• _Task goal_: Look for the string "image" in every line, and copy each line that has it.

• _Dataset records_:
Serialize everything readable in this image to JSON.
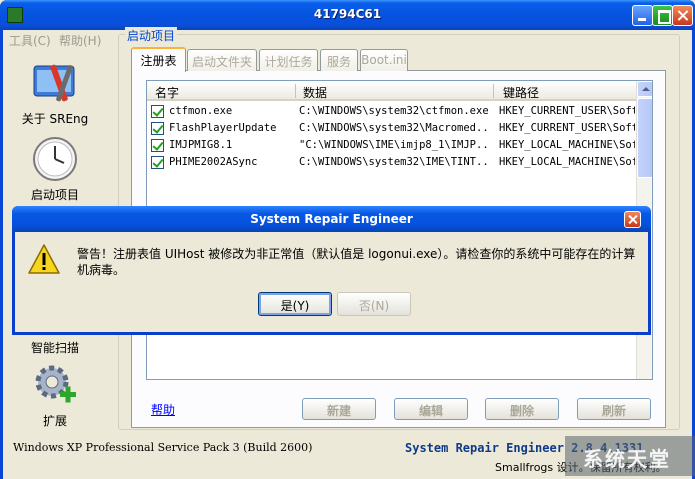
{
  "window": {
    "title": "41794C61"
  },
  "menu": [
    {
      "label": "工具(C)"
    },
    {
      "label": "帮助(H)"
    }
  ],
  "sidebar": {
    "items": [
      {
        "label": "关于 SREng",
        "icon": "tools-icon"
      },
      {
        "label": "启动项目",
        "icon": "clock-icon"
      },
      {
        "label": "智能扫描",
        "icon": "scan-icon"
      },
      {
        "label": "扩展",
        "icon": "gear-plus-icon"
      }
    ]
  },
  "group": {
    "title": "启动项目"
  },
  "tabs": [
    {
      "label": "注册表",
      "active": true
    },
    {
      "label": "启动文件夹",
      "active": false
    },
    {
      "label": "计划任务",
      "active": false
    },
    {
      "label": "服务",
      "active": false
    },
    {
      "label": "Boot.ini",
      "active": false
    }
  ],
  "table": {
    "columns": [
      "名字",
      "数据",
      "键路径"
    ],
    "rows": [
      {
        "name": "ctfmon.exe",
        "data": "C:\\WINDOWS\\system32\\ctfmon.exe",
        "key": "HKEY_CURRENT_USER\\Softw"
      },
      {
        "name": "FlashPlayerUpdate",
        "data": "C:\\WINDOWS\\system32\\Macromed...",
        "key": "HKEY_CURRENT_USER\\Softw"
      },
      {
        "name": "IMJPMIG8.1",
        "data": "\"C:\\WINDOWS\\IME\\imjp8_1\\IMJP...",
        "key": "HKEY_LOCAL_MACHINE\\Sof"
      },
      {
        "name": "PHIME2002ASync",
        "data": "C:\\WINDOWS\\system32\\IME\\TINT...",
        "key": "HKEY_LOCAL_MACHINE\\Sof"
      }
    ]
  },
  "help_link": "帮助",
  "buttons": {
    "new": "新建",
    "edit": "编辑",
    "delete": "删除",
    "refresh": "刷新"
  },
  "status": {
    "os": "Windows XP Professional Service Pack 3 (Build 2600)",
    "product": "System Repair Engineer 2.8.4.1331",
    "copyright": "Smallfrogs 设计。保留所有权利。"
  },
  "watermark": "系统天堂",
  "dialog": {
    "title": "System Repair Engineer",
    "message": "警告！注册表值 UIHost 被修改为非正常值（默认值是 logonui.exe）。请检查你的系统中可能存在的计算机病毒。",
    "yes_label": "是(Y)",
    "no_label": "否(N)"
  },
  "colors": {
    "titlebar": "#0553e0",
    "face": "#ece9d8",
    "link": "#0000ff"
  }
}
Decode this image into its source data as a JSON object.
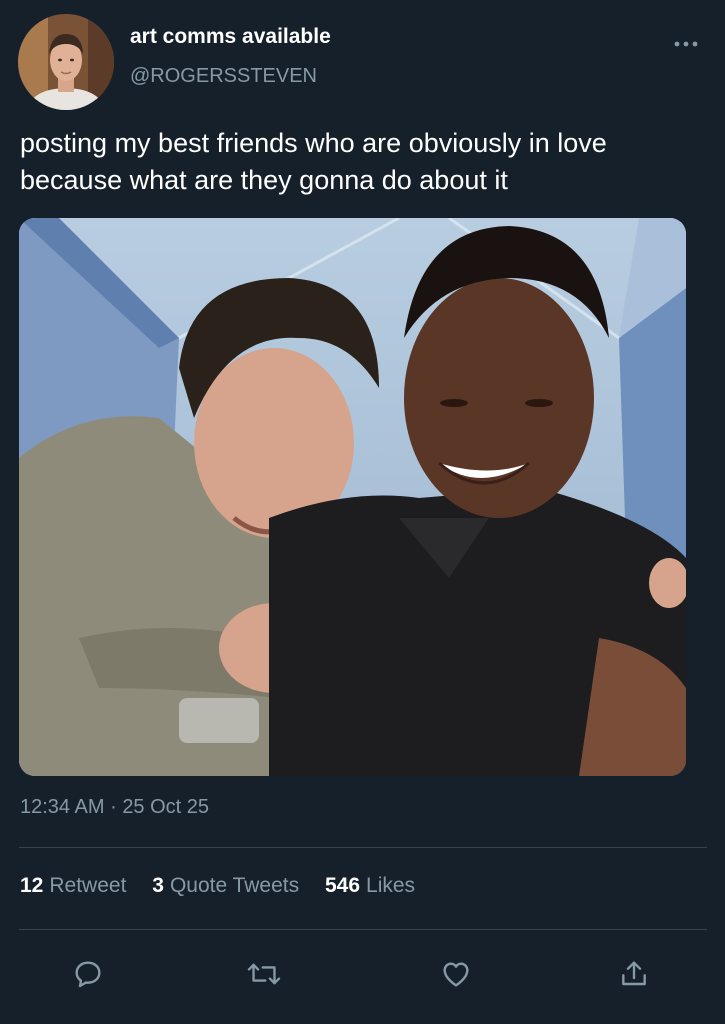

• _Final result_:
Serialize everything readable in this image to JSON.
Decode this image into its source data as a JSON object.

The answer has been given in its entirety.